Data shown:
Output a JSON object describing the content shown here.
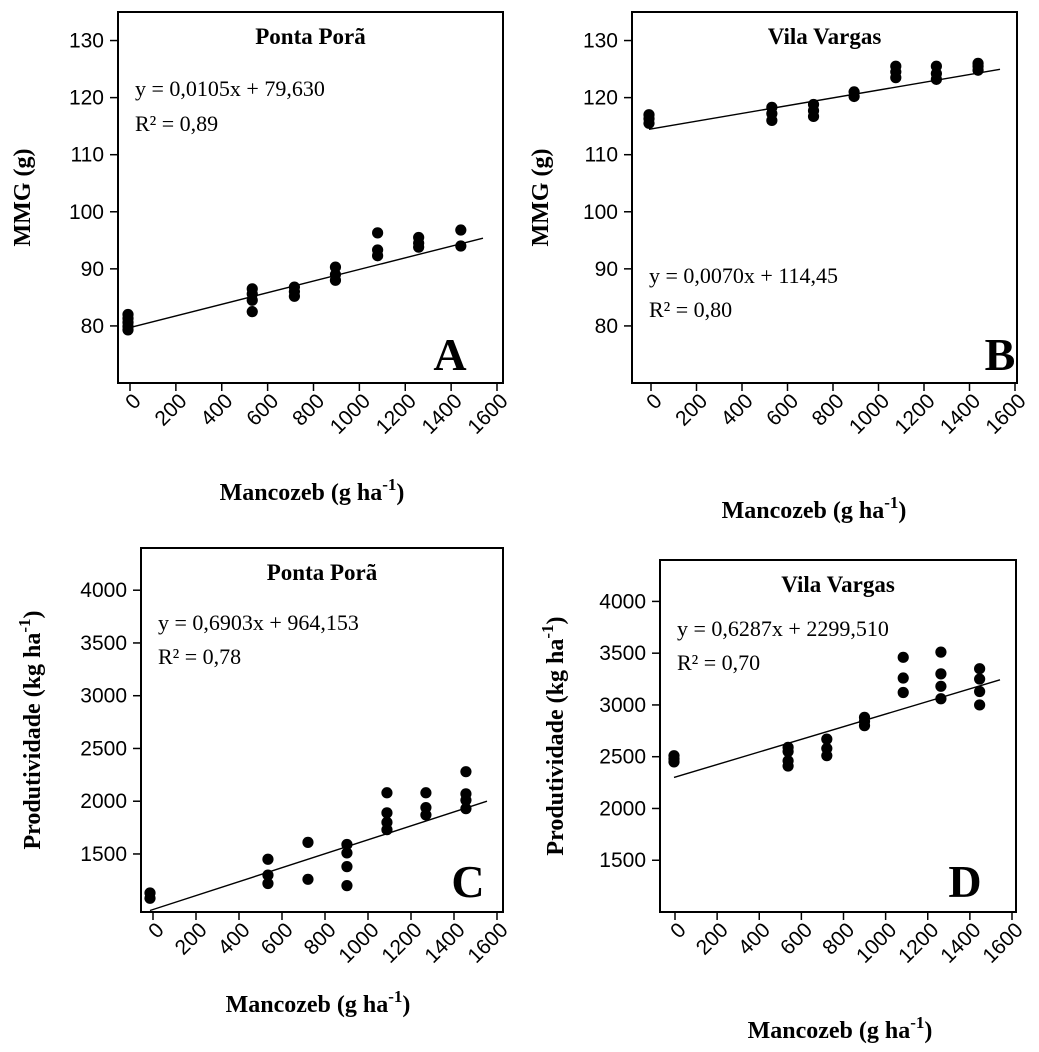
{
  "chart_data": [
    {
      "type": "scatter",
      "panel_letter": "A",
      "title": "Ponta Porã",
      "xlabel": "Mancozeb (g ha",
      "xlabel_sup": "-1",
      "xlabel_end": ")",
      "ylabel": "MMG (g)",
      "ylabel_sup": "",
      "ylabel_end": "",
      "xlim": [
        0,
        1600
      ],
      "ylim": [
        70,
        135
      ],
      "xticks": [
        0,
        200,
        400,
        600,
        800,
        1000,
        1200,
        1400,
        1600
      ],
      "yticks": [
        80,
        90,
        100,
        110,
        120,
        130
      ],
      "equation": "y = 0,0105x + 79,630",
      "r2": "R² = 0,89",
      "trendline": {
        "slope": 0.0105,
        "intercept": 79.63
      },
      "grid": false,
      "points": [
        {
          "x": 0,
          "y": 79.3
        },
        {
          "x": 0,
          "y": 79.9
        },
        {
          "x": 0,
          "y": 80.6
        },
        {
          "x": 0,
          "y": 81.3
        },
        {
          "x": 0,
          "y": 82.0
        },
        {
          "x": 560,
          "y": 82.5
        },
        {
          "x": 560,
          "y": 84.5
        },
        {
          "x": 560,
          "y": 85.6
        },
        {
          "x": 560,
          "y": 86.5
        },
        {
          "x": 750,
          "y": 85.2
        },
        {
          "x": 750,
          "y": 86.0
        },
        {
          "x": 750,
          "y": 86.8
        },
        {
          "x": 935,
          "y": 88.0
        },
        {
          "x": 935,
          "y": 89.0
        },
        {
          "x": 935,
          "y": 90.3
        },
        {
          "x": 1125,
          "y": 92.3
        },
        {
          "x": 1125,
          "y": 93.3
        },
        {
          "x": 1125,
          "y": 96.3
        },
        {
          "x": 1310,
          "y": 93.8
        },
        {
          "x": 1310,
          "y": 94.5
        },
        {
          "x": 1310,
          "y": 95.5
        },
        {
          "x": 1500,
          "y": 94.0
        },
        {
          "x": 1500,
          "y": 96.8
        }
      ]
    },
    {
      "type": "scatter",
      "panel_letter": "B",
      "title": "Vila Vargas",
      "xlabel": "Mancozeb (g ha",
      "xlabel_sup": "-1",
      "xlabel_end": ")",
      "ylabel": "MMG (g)",
      "ylabel_sup": "",
      "ylabel_end": "",
      "xlim": [
        0,
        1600
      ],
      "ylim": [
        70,
        135
      ],
      "xticks": [
        0,
        200,
        400,
        600,
        800,
        1000,
        1200,
        1400,
        1600
      ],
      "yticks": [
        80,
        90,
        100,
        110,
        120,
        130
      ],
      "equation": "y = 0,0070x + 114,45",
      "r2": "R² = 0,80",
      "trendline": {
        "slope": 0.007,
        "intercept": 114.45
      },
      "grid": false,
      "points": [
        {
          "x": 0,
          "y": 115.5
        },
        {
          "x": 0,
          "y": 116.3
        },
        {
          "x": 0,
          "y": 117.0
        },
        {
          "x": 560,
          "y": 116.0
        },
        {
          "x": 560,
          "y": 117.2
        },
        {
          "x": 560,
          "y": 118.3
        },
        {
          "x": 750,
          "y": 116.7
        },
        {
          "x": 750,
          "y": 117.7
        },
        {
          "x": 750,
          "y": 118.8
        },
        {
          "x": 935,
          "y": 120.2
        },
        {
          "x": 935,
          "y": 121.0
        },
        {
          "x": 1125,
          "y": 123.5
        },
        {
          "x": 1125,
          "y": 124.5
        },
        {
          "x": 1125,
          "y": 125.5
        },
        {
          "x": 1310,
          "y": 123.2
        },
        {
          "x": 1310,
          "y": 124.2
        },
        {
          "x": 1310,
          "y": 125.5
        },
        {
          "x": 1500,
          "y": 124.8
        },
        {
          "x": 1500,
          "y": 125.5
        },
        {
          "x": 1500,
          "y": 126.0
        }
      ]
    },
    {
      "type": "scatter",
      "panel_letter": "C",
      "title": "Ponta Porã",
      "xlabel": "Mancozeb (g ha",
      "xlabel_sup": "-1",
      "xlabel_end": ")",
      "ylabel": "Produtividade (kg ha",
      "ylabel_sup": "-1",
      "ylabel_end": ")",
      "xlim": [
        0,
        1600
      ],
      "ylim": [
        950,
        4400
      ],
      "xticks": [
        0,
        200,
        400,
        600,
        800,
        1000,
        1200,
        1400,
        1600
      ],
      "yticks": [
        1500,
        2000,
        2500,
        3000,
        3500,
        4000
      ],
      "equation": "y = 0,6903x + 964,153",
      "r2": "R² = 0,78",
      "trendline": {
        "slope": 0.6903,
        "intercept": 964.153
      },
      "grid": false,
      "points": [
        {
          "x": 0,
          "y": 1080
        },
        {
          "x": 0,
          "y": 1130
        },
        {
          "x": 560,
          "y": 1220
        },
        {
          "x": 560,
          "y": 1300
        },
        {
          "x": 560,
          "y": 1450
        },
        {
          "x": 750,
          "y": 1260
        },
        {
          "x": 750,
          "y": 1610
        },
        {
          "x": 935,
          "y": 1200
        },
        {
          "x": 935,
          "y": 1380
        },
        {
          "x": 935,
          "y": 1510
        },
        {
          "x": 935,
          "y": 1590
        },
        {
          "x": 1125,
          "y": 1730
        },
        {
          "x": 1125,
          "y": 1800
        },
        {
          "x": 1125,
          "y": 1890
        },
        {
          "x": 1125,
          "y": 2080
        },
        {
          "x": 1310,
          "y": 1870
        },
        {
          "x": 1310,
          "y": 1940
        },
        {
          "x": 1310,
          "y": 2080
        },
        {
          "x": 1500,
          "y": 1930
        },
        {
          "x": 1500,
          "y": 2010
        },
        {
          "x": 1500,
          "y": 2070
        },
        {
          "x": 1500,
          "y": 2280
        }
      ]
    },
    {
      "type": "scatter",
      "panel_letter": "D",
      "title": "Vila Vargas",
      "xlabel": "Mancozeb (g ha",
      "xlabel_sup": "-1",
      "xlabel_end": ")",
      "ylabel": "Produtividade (kg ha",
      "ylabel_sup": "-1",
      "ylabel_end": ")",
      "xlim": [
        0,
        1600
      ],
      "ylim": [
        1000,
        4400
      ],
      "xticks": [
        0,
        200,
        400,
        600,
        800,
        1000,
        1200,
        1400,
        1600
      ],
      "yticks": [
        1500,
        2000,
        2500,
        3000,
        3500,
        4000
      ],
      "equation": "y = 0,6287x + 2299,510",
      "r2": "R² = 0,70",
      "trendline": {
        "slope": 0.6287,
        "intercept": 2299.51
      },
      "grid": false,
      "points": [
        {
          "x": 0,
          "y": 2450
        },
        {
          "x": 0,
          "y": 2480
        },
        {
          "x": 0,
          "y": 2510
        },
        {
          "x": 560,
          "y": 2410
        },
        {
          "x": 560,
          "y": 2460
        },
        {
          "x": 560,
          "y": 2550
        },
        {
          "x": 560,
          "y": 2590
        },
        {
          "x": 750,
          "y": 2510
        },
        {
          "x": 750,
          "y": 2580
        },
        {
          "x": 750,
          "y": 2670
        },
        {
          "x": 935,
          "y": 2800
        },
        {
          "x": 935,
          "y": 2840
        },
        {
          "x": 935,
          "y": 2880
        },
        {
          "x": 1125,
          "y": 3120
        },
        {
          "x": 1125,
          "y": 3260
        },
        {
          "x": 1125,
          "y": 3460
        },
        {
          "x": 1310,
          "y": 3060
        },
        {
          "x": 1310,
          "y": 3180
        },
        {
          "x": 1310,
          "y": 3300
        },
        {
          "x": 1310,
          "y": 3510
        },
        {
          "x": 1500,
          "y": 3000
        },
        {
          "x": 1500,
          "y": 3130
        },
        {
          "x": 1500,
          "y": 3250
        },
        {
          "x": 1500,
          "y": 3350
        }
      ]
    }
  ]
}
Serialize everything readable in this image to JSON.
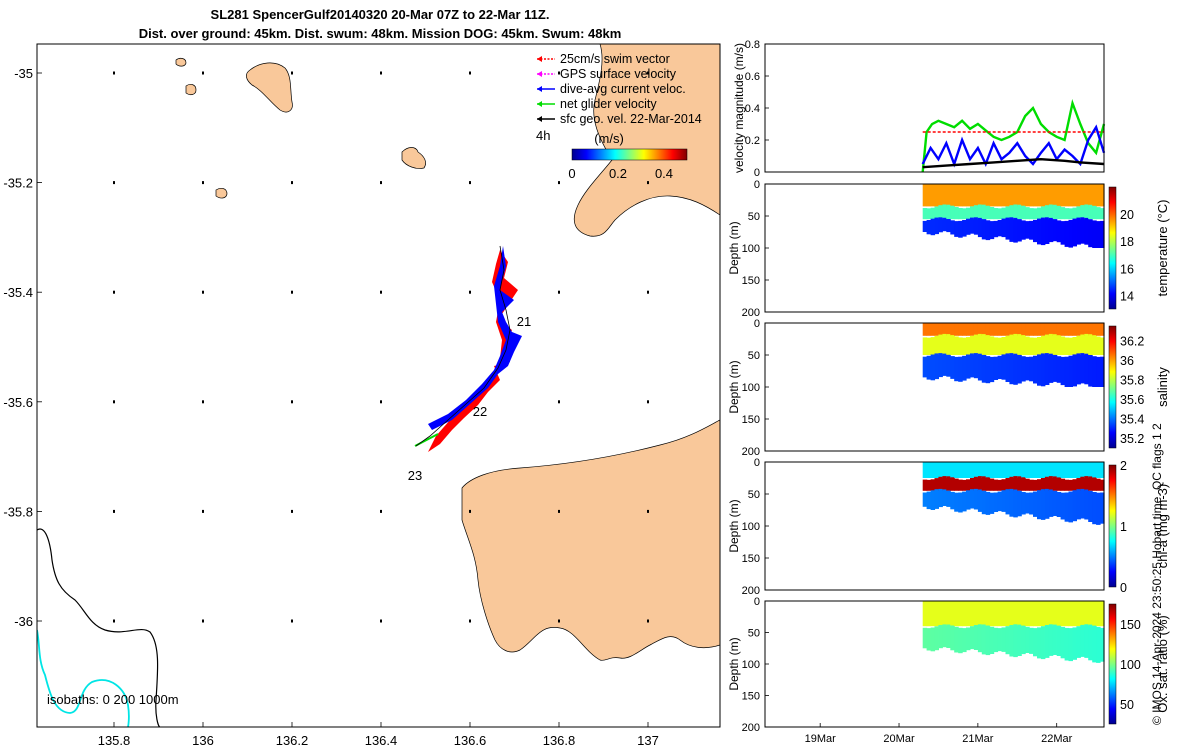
{
  "title": {
    "line1": "SL281 SpencerGulf20140320 20-Mar 07Z to 22-Mar 11Z.",
    "line2": "Dist. over ground: 45km. Dist. swum: 48km. Mission DOG: 45km. Swum: 48km"
  },
  "footer": "© IMOS 14-Apr-2024 23:50:25 Hobart time. QC flags 1  2",
  "colors": {
    "land": "#f9c89a",
    "swim_vector": "#ff0000",
    "gps_velocity": "#ff00ff",
    "dive_avg_current": "#0000ff",
    "net_glider_velocity": "#00dd00",
    "sfc_geo_velocity": "#000000",
    "isobath_200": "#00e5e5"
  },
  "map": {
    "x_ticks": [
      "135.8",
      "136",
      "136.2",
      "136.4",
      "136.6",
      "136.8",
      "137"
    ],
    "y_ticks": [
      "-35",
      "-35.2",
      "-35.4",
      "-35.6",
      "-35.8",
      "-36"
    ],
    "legend": [
      {
        "label": "25cm/s swim vector",
        "color": "#ff0000"
      },
      {
        "label": "GPS surface velocity",
        "color": "#ff00ff"
      },
      {
        "label": "dive-avg current veloc.",
        "color": "#0000ff"
      },
      {
        "label": "net glider velocity",
        "color": "#00dd00"
      },
      {
        "label": "sfc geo. vel. 22-Mar-2014",
        "color": "#000000"
      }
    ],
    "legend_time_label": "4h",
    "colorbar_unit": "(m/s)",
    "colorbar_ticks": [
      "0",
      "0.2",
      "0.4"
    ],
    "colorbar_range": [
      0,
      0.5
    ],
    "day_labels": [
      "21",
      "22",
      "23"
    ],
    "isobaths_label": "isobaths: 0   200  1000m"
  },
  "chart_data": [
    {
      "type": "line",
      "title": "",
      "ylabel": "velocity magnitude (m/s)",
      "ylim": [
        0,
        0.8
      ],
      "y_ticks": [
        "0",
        "0.2",
        "0.4",
        "0.6",
        "0.8"
      ],
      "x_ticks": [
        "19Mar",
        "20Mar",
        "21Mar",
        "22Mar"
      ],
      "x_tick_days": [
        19,
        20,
        21,
        22
      ],
      "xlim_days": [
        18.3,
        22.6
      ],
      "series": [
        {
          "color": "#00dd00",
          "x_days": [
            20.3,
            20.35,
            20.42,
            20.5,
            20.6,
            20.7,
            20.8,
            20.9,
            21.0,
            21.1,
            21.2,
            21.3,
            21.4,
            21.5,
            21.6,
            21.7,
            21.8,
            21.9,
            22.0,
            22.1,
            22.2,
            22.3,
            22.4,
            22.5,
            22.6
          ],
          "values": [
            0.0,
            0.25,
            0.3,
            0.32,
            0.3,
            0.28,
            0.32,
            0.27,
            0.3,
            0.26,
            0.22,
            0.2,
            0.22,
            0.25,
            0.35,
            0.4,
            0.3,
            0.25,
            0.22,
            0.2,
            0.43,
            0.3,
            0.18,
            0.12,
            0.3
          ]
        },
        {
          "color": "#ff0000",
          "x_days": [
            20.3,
            22.6
          ],
          "values": [
            0.25,
            0.25
          ]
        },
        {
          "color": "#0000ff",
          "x_days": [
            20.3,
            20.4,
            20.5,
            20.6,
            20.7,
            20.8,
            20.9,
            21.0,
            21.1,
            21.2,
            21.3,
            21.4,
            21.5,
            21.6,
            21.7,
            21.8,
            21.9,
            22.0,
            22.1,
            22.2,
            22.3,
            22.4,
            22.5,
            22.6
          ],
          "values": [
            0.05,
            0.15,
            0.08,
            0.18,
            0.05,
            0.2,
            0.08,
            0.15,
            0.05,
            0.18,
            0.08,
            0.12,
            0.18,
            0.1,
            0.05,
            0.12,
            0.18,
            0.08,
            0.14,
            0.1,
            0.05,
            0.2,
            0.28,
            0.12
          ]
        },
        {
          "color": "#000000",
          "x_days": [
            20.3,
            20.6,
            20.9,
            21.2,
            21.5,
            21.8,
            22.1,
            22.3,
            22.6
          ],
          "values": [
            0.03,
            0.04,
            0.05,
            0.06,
            0.07,
            0.08,
            0.07,
            0.06,
            0.05
          ]
        }
      ]
    },
    {
      "type": "heatmap",
      "ylabel": "Depth (m)",
      "y_ticks": [
        "0",
        "50",
        "100",
        "150",
        "200"
      ],
      "ylim": [
        0,
        200
      ],
      "x_range_days": [
        20.3,
        22.6
      ],
      "bottom_depth_m": [
        75,
        100
      ],
      "colorbar_label": "temperature (°C)",
      "colorbar_ticks": [
        "14",
        "16",
        "18",
        "20"
      ],
      "colorbar_range": [
        13,
        22
      ],
      "layers": [
        {
          "from_m": 0,
          "to_m": 35,
          "value": 19.5
        },
        {
          "from_m": 35,
          "to_m": 55,
          "value": 17
        },
        {
          "from_m": 55,
          "to_m": 100,
          "value": 14.5
        }
      ]
    },
    {
      "type": "heatmap",
      "ylabel": "Depth (m)",
      "y_ticks": [
        "0",
        "50",
        "100",
        "150",
        "200"
      ],
      "ylim": [
        0,
        200
      ],
      "x_range_days": [
        20.3,
        22.6
      ],
      "bottom_depth_m": [
        85,
        100
      ],
      "colorbar_label": "salinity",
      "colorbar_ticks": [
        "35.2",
        "35.4",
        "35.6",
        "35.8",
        "36",
        "36.2"
      ],
      "colorbar_range": [
        35.1,
        36.35
      ],
      "layers": [
        {
          "from_m": 0,
          "to_m": 20,
          "value": 36.05
        },
        {
          "from_m": 20,
          "to_m": 50,
          "value": 35.85
        },
        {
          "from_m": 50,
          "to_m": 100,
          "value": 35.35
        }
      ]
    },
    {
      "type": "heatmap",
      "ylabel": "Depth (m)",
      "y_ticks": [
        "0",
        "50",
        "100",
        "150",
        "200"
      ],
      "ylim": [
        0,
        200
      ],
      "x_range_days": [
        20.3,
        22.6
      ],
      "bottom_depth_m": [
        70,
        95
      ],
      "colorbar_label": "chl-a (mg m-3)",
      "colorbar_ticks": [
        "0",
        "1",
        "2"
      ],
      "colorbar_range": [
        0,
        2
      ],
      "layers": [
        {
          "from_m": 0,
          "to_m": 25,
          "value": 0.7
        },
        {
          "from_m": 25,
          "to_m": 45,
          "value": 1.9
        },
        {
          "from_m": 45,
          "to_m": 100,
          "value": 0.5
        }
      ]
    },
    {
      "type": "heatmap",
      "ylabel": "Depth (m)",
      "y_ticks": [
        "0",
        "50",
        "100",
        "150",
        "200"
      ],
      "ylim": [
        0,
        200
      ],
      "x_range_days": [
        20.3,
        22.6
      ],
      "bottom_depth_m": [
        75,
        95
      ],
      "colorbar_label": "Ox. sat. ratio (%)",
      "colorbar_ticks": [
        "50",
        "100",
        "150"
      ],
      "colorbar_range": [
        25,
        175
      ],
      "layers": [
        {
          "from_m": 0,
          "to_m": 40,
          "value": 115
        },
        {
          "from_m": 40,
          "to_m": 100,
          "value": 95
        }
      ]
    }
  ]
}
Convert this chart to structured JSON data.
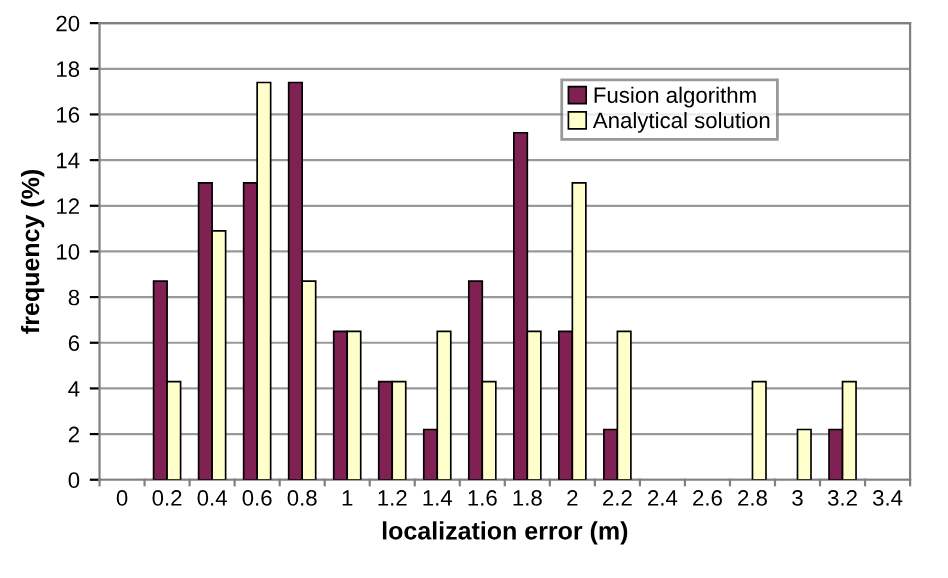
{
  "chart_data": {
    "type": "bar",
    "xlabel": "localization error (m)",
    "ylabel": "frequency (%)",
    "categories": [
      "0",
      "0.2",
      "0.4",
      "0.6",
      "0.8",
      "1",
      "1.2",
      "1.4",
      "1.6",
      "1.8",
      "2",
      "2.2",
      "2.4",
      "2.6",
      "2.8",
      "3",
      "3.2",
      "3.4"
    ],
    "series": [
      {
        "name": "Fusion algorithm",
        "color": "#7f2152",
        "values": [
          0,
          8.7,
          13.0,
          13.0,
          17.4,
          6.5,
          4.3,
          2.2,
          8.7,
          15.2,
          6.5,
          2.2,
          0,
          0,
          0,
          0,
          2.2,
          0
        ]
      },
      {
        "name": "Analytical solution",
        "color": "#ffffcc",
        "values": [
          0,
          4.3,
          10.9,
          17.4,
          8.7,
          6.5,
          4.3,
          6.5,
          4.3,
          6.5,
          13.0,
          6.5,
          0,
          0,
          4.3,
          2.2,
          4.3,
          0
        ]
      }
    ],
    "ylim": [
      0,
      20
    ],
    "yticks": [
      0,
      2,
      4,
      6,
      8,
      10,
      12,
      14,
      16,
      18,
      20
    ],
    "grid": "y",
    "legend": "top right"
  }
}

Problem to work on:
Only the lines from the line bearing "Convert this chart to structured JSON data." to the end of the listing above, both inclusive, should be extracted verbatim; the pictures are excluded.

Expected output:
Convert this chart to structured JSON data.
{
  "chart_data": {
    "type": "bar",
    "xlabel": "localization error (m)",
    "ylabel": "frequency (%)",
    "categories": [
      "0",
      "0.2",
      "0.4",
      "0.6",
      "0.8",
      "1",
      "1.2",
      "1.4",
      "1.6",
      "1.8",
      "2",
      "2.2",
      "2.4",
      "2.6",
      "2.8",
      "3",
      "3.2",
      "3.4"
    ],
    "series": [
      {
        "name": "Fusion algorithm",
        "color": "#7f2152",
        "values": [
          0,
          8.7,
          13.0,
          13.0,
          17.4,
          6.5,
          4.3,
          2.2,
          8.7,
          15.2,
          6.5,
          2.2,
          0,
          0,
          0,
          0,
          2.2,
          0
        ]
      },
      {
        "name": "Analytical solution",
        "color": "#ffffcc",
        "values": [
          0,
          4.3,
          10.9,
          17.4,
          8.7,
          6.5,
          4.3,
          6.5,
          4.3,
          6.5,
          13.0,
          6.5,
          0,
          0,
          4.3,
          2.2,
          4.3,
          0
        ]
      }
    ],
    "ylim": [
      0,
      20
    ],
    "yticks": [
      0,
      2,
      4,
      6,
      8,
      10,
      12,
      14,
      16,
      18,
      20
    ],
    "grid": "y",
    "legend": "top right"
  }
}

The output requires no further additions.